* _Direction_: Pick out and copy every line below that has the word "Peak".

* * * * * * *

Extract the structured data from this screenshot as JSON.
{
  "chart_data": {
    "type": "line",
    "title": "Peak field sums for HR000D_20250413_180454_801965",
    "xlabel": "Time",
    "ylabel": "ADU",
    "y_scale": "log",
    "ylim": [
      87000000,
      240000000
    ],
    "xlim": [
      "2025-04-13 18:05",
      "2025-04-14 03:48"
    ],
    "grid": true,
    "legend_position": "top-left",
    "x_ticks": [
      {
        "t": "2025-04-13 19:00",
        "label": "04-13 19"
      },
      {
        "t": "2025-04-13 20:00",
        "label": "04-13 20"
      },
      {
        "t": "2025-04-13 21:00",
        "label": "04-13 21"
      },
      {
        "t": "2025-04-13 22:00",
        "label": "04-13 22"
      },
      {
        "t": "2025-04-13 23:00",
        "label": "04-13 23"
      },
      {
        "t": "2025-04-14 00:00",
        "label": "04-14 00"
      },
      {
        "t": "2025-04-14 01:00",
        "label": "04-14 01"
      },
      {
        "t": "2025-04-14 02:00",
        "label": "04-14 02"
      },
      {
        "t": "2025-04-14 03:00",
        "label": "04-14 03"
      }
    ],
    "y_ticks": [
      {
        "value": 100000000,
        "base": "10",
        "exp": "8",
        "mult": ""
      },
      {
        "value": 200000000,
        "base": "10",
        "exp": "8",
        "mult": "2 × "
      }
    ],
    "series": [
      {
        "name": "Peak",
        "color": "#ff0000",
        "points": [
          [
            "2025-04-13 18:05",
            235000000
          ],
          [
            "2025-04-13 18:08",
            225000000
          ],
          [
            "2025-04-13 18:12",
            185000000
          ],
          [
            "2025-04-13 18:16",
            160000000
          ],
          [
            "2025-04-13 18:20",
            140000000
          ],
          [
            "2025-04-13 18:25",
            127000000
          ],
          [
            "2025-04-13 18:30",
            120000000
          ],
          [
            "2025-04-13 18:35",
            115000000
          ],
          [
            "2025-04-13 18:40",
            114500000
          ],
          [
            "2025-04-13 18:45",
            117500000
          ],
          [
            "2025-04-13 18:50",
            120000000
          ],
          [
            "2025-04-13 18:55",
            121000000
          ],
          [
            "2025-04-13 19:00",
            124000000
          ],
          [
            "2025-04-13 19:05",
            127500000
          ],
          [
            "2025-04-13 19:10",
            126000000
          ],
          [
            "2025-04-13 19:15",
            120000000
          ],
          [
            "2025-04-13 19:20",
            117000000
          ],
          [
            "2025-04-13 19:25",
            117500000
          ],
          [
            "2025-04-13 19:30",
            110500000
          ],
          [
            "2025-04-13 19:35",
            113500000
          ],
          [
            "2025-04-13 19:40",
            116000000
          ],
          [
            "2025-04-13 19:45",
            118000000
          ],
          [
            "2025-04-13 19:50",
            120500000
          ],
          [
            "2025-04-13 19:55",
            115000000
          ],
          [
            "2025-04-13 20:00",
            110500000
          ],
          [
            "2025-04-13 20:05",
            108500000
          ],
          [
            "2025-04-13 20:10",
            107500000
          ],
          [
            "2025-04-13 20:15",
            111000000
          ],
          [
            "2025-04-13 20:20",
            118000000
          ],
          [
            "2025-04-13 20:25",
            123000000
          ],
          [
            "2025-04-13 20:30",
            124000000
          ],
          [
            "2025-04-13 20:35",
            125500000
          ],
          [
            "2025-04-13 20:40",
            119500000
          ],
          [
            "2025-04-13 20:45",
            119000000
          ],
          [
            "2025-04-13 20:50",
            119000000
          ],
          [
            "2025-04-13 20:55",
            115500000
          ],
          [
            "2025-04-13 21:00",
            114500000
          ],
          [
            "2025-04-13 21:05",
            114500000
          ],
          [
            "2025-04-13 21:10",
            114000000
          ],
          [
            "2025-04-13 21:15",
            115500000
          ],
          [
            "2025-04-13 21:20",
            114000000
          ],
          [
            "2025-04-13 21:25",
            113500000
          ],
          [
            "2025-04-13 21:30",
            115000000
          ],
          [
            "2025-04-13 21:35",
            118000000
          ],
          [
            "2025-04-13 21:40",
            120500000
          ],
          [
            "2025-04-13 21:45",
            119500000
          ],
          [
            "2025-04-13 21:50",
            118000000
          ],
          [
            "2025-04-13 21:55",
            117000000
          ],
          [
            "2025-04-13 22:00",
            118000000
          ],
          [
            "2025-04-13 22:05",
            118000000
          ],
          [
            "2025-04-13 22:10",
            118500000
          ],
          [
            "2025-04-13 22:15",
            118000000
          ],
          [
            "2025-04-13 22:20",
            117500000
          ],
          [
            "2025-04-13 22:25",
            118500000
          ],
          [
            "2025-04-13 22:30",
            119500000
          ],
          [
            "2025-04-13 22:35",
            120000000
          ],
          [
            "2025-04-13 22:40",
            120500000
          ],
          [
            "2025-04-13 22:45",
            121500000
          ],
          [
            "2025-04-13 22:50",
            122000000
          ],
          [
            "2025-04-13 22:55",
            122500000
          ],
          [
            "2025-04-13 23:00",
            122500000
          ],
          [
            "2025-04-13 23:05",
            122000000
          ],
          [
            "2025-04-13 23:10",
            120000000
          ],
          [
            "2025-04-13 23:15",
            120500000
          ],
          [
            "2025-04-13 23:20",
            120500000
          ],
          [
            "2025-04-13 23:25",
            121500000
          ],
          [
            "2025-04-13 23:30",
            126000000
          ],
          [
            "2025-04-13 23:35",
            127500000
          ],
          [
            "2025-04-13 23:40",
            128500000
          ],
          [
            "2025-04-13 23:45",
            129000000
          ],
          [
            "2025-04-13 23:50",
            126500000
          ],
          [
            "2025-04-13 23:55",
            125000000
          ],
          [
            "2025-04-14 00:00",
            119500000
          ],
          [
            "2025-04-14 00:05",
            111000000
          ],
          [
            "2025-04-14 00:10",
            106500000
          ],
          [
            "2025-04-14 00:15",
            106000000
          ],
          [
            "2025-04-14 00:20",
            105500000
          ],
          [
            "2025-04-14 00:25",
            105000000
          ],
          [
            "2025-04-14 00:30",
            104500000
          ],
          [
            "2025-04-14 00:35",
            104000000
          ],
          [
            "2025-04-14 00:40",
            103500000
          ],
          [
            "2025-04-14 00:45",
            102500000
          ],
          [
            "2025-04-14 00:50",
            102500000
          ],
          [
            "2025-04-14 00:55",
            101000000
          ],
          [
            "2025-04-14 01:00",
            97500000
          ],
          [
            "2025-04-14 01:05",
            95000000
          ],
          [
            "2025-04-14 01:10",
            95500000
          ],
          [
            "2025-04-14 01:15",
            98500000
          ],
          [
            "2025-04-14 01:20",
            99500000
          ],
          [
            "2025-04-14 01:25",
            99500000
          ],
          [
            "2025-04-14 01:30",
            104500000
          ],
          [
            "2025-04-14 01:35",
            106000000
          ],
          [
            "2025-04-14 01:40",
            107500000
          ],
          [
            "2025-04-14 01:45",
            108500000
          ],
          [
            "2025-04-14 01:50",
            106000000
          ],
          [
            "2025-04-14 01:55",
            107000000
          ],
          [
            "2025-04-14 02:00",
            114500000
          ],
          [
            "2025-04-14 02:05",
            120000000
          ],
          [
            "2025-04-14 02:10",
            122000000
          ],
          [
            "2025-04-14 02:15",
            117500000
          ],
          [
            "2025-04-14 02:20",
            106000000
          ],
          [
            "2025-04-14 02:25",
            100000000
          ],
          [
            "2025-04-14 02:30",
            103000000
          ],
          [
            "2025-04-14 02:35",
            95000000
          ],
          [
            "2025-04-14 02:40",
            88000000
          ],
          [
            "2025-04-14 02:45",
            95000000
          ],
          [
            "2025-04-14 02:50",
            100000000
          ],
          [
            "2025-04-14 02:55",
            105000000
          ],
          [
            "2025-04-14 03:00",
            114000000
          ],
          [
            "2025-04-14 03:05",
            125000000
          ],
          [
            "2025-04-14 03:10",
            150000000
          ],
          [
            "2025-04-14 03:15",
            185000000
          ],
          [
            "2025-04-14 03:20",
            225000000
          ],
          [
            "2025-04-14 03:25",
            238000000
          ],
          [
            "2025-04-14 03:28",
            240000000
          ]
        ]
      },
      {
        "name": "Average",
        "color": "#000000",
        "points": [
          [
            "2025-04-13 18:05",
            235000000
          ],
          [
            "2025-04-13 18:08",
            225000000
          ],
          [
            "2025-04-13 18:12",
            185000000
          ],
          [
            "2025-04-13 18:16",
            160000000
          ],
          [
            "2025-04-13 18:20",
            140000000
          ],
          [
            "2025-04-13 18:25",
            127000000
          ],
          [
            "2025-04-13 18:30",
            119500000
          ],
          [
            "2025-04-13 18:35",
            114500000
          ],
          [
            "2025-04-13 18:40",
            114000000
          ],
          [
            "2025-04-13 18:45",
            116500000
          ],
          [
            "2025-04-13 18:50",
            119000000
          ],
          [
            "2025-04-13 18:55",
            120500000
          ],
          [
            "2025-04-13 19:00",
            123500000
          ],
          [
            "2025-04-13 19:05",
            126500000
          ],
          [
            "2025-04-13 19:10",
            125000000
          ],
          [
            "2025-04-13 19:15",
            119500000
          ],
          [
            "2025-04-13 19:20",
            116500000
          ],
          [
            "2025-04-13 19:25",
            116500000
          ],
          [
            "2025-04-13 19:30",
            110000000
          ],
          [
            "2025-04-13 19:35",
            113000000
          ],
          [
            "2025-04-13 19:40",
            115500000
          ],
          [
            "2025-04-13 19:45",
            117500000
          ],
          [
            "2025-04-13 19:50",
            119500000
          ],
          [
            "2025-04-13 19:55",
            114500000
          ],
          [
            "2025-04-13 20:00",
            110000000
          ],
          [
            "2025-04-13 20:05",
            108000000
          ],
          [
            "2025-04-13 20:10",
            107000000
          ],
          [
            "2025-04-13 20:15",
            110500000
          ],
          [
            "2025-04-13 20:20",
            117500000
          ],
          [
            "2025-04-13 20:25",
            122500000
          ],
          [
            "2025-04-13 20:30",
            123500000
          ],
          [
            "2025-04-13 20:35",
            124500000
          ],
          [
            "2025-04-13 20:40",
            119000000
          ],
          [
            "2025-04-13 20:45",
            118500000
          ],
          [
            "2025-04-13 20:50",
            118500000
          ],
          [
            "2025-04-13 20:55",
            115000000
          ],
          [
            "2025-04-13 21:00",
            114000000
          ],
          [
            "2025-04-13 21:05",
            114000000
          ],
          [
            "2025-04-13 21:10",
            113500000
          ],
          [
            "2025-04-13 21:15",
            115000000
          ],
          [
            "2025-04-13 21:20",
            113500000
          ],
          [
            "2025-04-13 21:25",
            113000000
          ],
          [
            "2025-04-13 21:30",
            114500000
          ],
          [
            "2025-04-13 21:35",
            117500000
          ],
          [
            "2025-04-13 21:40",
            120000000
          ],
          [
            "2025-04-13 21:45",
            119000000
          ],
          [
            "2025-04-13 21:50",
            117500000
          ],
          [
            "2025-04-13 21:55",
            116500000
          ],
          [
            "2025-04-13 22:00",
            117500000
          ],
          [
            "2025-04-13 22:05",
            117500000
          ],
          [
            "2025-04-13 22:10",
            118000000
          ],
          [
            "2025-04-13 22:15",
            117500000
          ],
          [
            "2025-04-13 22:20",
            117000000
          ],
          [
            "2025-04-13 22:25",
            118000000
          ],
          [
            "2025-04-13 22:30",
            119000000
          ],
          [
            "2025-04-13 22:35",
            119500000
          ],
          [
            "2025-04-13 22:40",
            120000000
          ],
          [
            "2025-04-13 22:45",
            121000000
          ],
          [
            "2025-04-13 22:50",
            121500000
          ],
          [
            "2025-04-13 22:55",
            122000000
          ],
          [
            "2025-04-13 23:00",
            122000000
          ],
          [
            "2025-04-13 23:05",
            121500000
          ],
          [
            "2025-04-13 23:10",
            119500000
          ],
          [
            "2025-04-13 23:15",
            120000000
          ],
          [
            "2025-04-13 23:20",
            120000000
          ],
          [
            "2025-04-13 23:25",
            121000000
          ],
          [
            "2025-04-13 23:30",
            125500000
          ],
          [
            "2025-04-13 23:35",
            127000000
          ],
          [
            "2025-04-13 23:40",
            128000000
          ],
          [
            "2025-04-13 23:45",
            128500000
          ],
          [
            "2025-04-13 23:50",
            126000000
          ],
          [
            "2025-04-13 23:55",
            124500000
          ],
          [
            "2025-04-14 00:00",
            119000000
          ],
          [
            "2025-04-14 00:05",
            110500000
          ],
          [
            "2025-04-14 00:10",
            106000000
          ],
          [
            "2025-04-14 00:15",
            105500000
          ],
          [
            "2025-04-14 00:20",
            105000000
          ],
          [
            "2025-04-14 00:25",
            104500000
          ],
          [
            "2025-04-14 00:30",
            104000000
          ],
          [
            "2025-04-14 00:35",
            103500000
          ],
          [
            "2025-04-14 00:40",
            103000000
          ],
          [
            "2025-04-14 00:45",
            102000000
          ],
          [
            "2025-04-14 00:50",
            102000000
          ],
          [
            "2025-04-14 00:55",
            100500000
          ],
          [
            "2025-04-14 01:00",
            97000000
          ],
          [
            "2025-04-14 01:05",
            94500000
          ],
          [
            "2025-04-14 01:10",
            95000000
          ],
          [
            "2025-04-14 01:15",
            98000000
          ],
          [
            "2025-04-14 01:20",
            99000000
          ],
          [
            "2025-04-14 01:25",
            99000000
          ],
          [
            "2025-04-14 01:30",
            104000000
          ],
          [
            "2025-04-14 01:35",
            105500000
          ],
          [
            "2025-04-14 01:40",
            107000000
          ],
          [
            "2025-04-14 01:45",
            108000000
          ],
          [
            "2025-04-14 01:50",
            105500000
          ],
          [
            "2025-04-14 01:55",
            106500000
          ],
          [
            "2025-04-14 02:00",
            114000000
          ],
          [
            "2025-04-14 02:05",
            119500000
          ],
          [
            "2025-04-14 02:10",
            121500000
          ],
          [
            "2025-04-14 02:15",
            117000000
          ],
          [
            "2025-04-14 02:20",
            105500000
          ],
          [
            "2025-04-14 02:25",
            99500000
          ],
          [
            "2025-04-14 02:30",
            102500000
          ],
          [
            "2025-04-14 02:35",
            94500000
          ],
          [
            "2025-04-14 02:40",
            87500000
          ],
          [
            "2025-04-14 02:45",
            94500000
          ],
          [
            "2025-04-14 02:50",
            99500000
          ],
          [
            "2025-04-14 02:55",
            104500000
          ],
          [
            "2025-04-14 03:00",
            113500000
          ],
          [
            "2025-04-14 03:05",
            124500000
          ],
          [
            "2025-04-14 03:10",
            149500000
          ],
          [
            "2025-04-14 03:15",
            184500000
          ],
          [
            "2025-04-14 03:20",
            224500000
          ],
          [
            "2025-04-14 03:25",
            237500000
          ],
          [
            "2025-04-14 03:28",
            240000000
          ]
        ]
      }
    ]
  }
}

* * * * * * *

* _Output below_:
    "title": "Peak field sums for HR000D_20250413_180454_801965",
        "name": "Peak",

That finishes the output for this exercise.